INSTRUCTION:
Below are the records. Gather each line that holds "content".

EXERCISE MATERIALS:
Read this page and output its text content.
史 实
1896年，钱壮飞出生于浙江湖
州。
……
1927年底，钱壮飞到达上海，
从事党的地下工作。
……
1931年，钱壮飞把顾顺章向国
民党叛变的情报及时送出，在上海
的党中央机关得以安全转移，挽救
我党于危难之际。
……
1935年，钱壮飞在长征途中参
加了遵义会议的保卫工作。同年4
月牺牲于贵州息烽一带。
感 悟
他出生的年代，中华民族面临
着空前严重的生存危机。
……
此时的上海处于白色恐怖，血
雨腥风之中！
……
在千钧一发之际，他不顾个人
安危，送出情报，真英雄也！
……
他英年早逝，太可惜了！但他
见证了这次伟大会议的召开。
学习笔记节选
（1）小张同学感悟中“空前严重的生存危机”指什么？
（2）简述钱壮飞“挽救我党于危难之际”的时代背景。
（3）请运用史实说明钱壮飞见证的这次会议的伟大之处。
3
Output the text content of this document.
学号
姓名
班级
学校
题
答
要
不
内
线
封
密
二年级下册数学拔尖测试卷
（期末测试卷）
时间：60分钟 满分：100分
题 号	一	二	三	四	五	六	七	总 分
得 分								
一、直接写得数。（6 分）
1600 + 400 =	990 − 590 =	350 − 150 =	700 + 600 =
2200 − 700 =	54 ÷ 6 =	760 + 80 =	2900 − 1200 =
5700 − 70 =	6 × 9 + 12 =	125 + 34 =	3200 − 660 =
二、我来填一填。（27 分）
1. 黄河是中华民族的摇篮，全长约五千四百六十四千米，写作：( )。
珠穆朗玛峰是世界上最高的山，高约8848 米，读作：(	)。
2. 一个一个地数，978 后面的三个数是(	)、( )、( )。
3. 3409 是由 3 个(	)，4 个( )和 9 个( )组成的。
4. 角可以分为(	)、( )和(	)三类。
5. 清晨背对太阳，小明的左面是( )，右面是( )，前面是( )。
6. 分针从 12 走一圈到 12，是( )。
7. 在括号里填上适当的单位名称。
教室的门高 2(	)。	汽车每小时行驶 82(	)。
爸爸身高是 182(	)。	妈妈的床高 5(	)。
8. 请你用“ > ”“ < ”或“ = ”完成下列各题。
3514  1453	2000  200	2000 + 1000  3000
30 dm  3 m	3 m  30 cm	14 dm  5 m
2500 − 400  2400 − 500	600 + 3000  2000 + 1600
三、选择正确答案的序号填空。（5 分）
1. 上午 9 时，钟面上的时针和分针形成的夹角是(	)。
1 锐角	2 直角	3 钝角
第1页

CORRECT ANSWER:
Read this page and output its text content.
Output the text content of this document.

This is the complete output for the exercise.